== Brief ==
Write out all of the records precisely. Skip anything that is a picture.

(Data extracted from a collection)
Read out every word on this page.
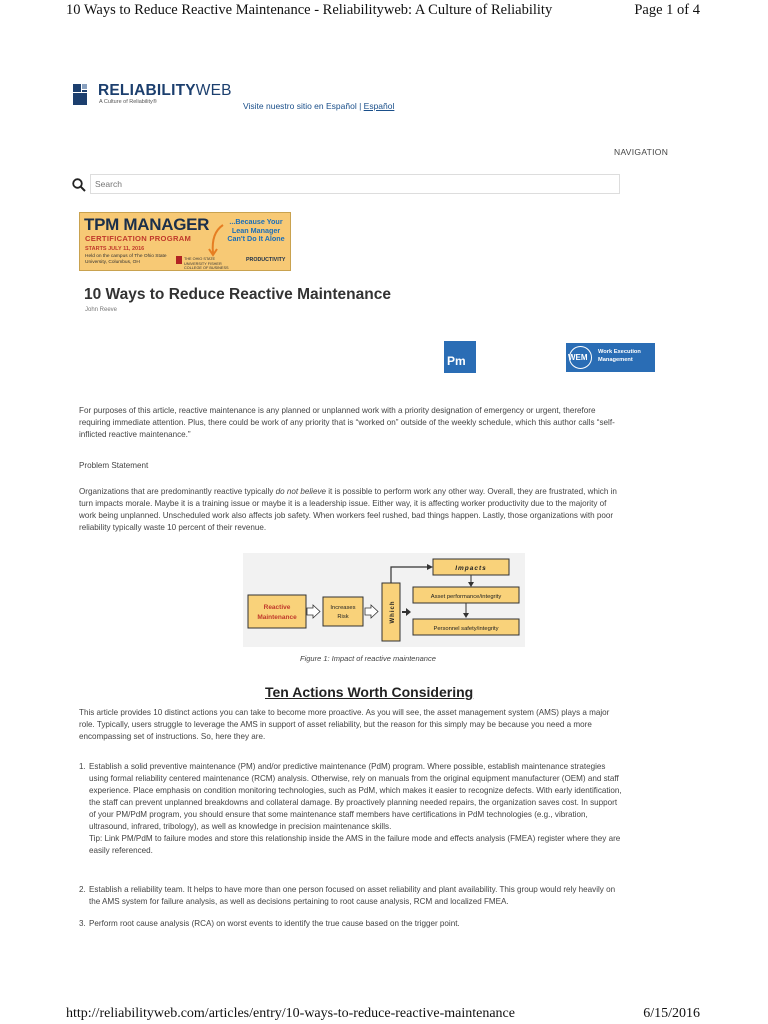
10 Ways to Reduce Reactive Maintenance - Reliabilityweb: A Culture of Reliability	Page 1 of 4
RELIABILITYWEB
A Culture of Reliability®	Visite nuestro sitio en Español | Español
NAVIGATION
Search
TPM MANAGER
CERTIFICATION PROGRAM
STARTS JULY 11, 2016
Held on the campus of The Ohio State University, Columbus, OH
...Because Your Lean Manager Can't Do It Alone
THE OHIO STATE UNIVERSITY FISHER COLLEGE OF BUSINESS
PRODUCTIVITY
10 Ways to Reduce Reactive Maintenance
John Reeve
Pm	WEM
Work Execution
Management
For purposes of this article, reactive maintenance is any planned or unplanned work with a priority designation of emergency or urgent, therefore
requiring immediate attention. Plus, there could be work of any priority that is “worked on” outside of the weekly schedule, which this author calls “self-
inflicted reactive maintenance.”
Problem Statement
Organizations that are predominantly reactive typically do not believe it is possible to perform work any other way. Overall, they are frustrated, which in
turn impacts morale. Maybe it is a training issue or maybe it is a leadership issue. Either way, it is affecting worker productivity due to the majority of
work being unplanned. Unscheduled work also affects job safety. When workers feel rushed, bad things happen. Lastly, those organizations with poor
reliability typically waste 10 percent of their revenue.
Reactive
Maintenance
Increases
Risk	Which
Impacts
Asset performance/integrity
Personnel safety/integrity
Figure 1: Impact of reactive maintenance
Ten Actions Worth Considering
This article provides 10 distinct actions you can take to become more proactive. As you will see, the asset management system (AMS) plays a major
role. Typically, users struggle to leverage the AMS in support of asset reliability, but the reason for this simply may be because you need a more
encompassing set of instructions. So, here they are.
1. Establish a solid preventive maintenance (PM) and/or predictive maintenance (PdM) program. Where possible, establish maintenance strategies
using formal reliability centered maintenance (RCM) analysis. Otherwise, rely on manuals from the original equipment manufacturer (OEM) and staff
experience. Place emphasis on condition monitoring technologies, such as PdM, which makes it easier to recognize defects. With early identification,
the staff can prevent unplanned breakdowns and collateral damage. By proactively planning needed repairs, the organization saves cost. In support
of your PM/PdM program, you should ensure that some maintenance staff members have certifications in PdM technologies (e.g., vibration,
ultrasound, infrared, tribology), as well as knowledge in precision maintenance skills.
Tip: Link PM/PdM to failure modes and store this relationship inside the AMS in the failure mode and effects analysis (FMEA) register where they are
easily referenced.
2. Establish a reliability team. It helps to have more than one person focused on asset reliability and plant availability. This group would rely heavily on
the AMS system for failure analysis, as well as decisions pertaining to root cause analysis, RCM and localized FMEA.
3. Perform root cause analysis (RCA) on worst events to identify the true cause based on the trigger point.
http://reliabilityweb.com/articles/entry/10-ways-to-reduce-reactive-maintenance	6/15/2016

== Reply to the task ==
Read out every word on this page.
10 Ways to Reduce Reactive Maintenance - Reliabilityweb: A Culture of Reliability	Page 1 of 4
RELIABILITYWEB
A Culture of Reliability®	Visite nuestro sitio en Español | Español
NAVIGATION
Search
TPM MANAGER
CERTIFICATION PROGRAM
STARTS JULY 11, 2016
Held on the campus of The Ohio State University, Columbus, OH
...Because Your Lean Manager Can't Do It Alone
THE OHIO STATE UNIVERSITY FISHER COLLEGE OF BUSINESS
PRODUCTIVITY
10 Ways to Reduce Reactive Maintenance
John Reeve
Pm	WEM
Work Execution
Management
For purposes of this article, reactive maintenance is any planned or unplanned work with a priority designation of emergency or urgent, therefore
requiring immediate attention. Plus, there could be work of any priority that is “worked on” outside of the weekly schedule, which this author calls “self-
inflicted reactive maintenance.”
Problem Statement
Organizations that are predominantly reactive typically do not believe it is possible to perform work any other way. Overall, they are frustrated, which in
turn impacts morale. Maybe it is a training issue or maybe it is a leadership issue. Either way, it is affecting worker productivity due to the majority of
work being unplanned. Unscheduled work also affects job safety. When workers feel rushed, bad things happen. Lastly, those organizations with poor
reliability typically waste 10 percent of their revenue.
Reactive
Maintenance
Increases
Risk	Which
Impacts
Asset performance/integrity
Personnel safety/integrity
Figure 1: Impact of reactive maintenance
Ten Actions Worth Considering
This article provides 10 distinct actions you can take to become more proactive. As you will see, the asset management system (AMS) plays a major
role. Typically, users struggle to leverage the AMS in support of asset reliability, but the reason for this simply may be because you need a more
encompassing set of instructions. So, here they are.
1. Establish a solid preventive maintenance (PM) and/or predictive maintenance (PdM) program. Where possible, establish maintenance strategies
using formal reliability centered maintenance (RCM) analysis. Otherwise, rely on manuals from the original equipment manufacturer (OEM) and staff
experience. Place emphasis on condition monitoring technologies, such as PdM, which makes it easier to recognize defects. With early identification,
the staff can prevent unplanned breakdowns and collateral damage. By proactively planning needed repairs, the organization saves cost. In support
of your PM/PdM program, you should ensure that some maintenance staff members have certifications in PdM technologies (e.g., vibration,
ultrasound, infrared, tribology), as well as knowledge in precision maintenance skills.
Tip: Link PM/PdM to failure modes and store this relationship inside the AMS in the failure mode and effects analysis (FMEA) register where they are
easily referenced.
2. Establish a reliability team. It helps to have more than one person focused on asset reliability and plant availability. This group would rely heavily on
the AMS system for failure analysis, as well as decisions pertaining to root cause analysis, RCM and localized FMEA.
3. Perform root cause analysis (RCA) on worst events to identify the true cause based on the trigger point.
http://reliabilityweb.com/articles/entry/10-ways-to-reduce-reactive-maintenance	6/15/2016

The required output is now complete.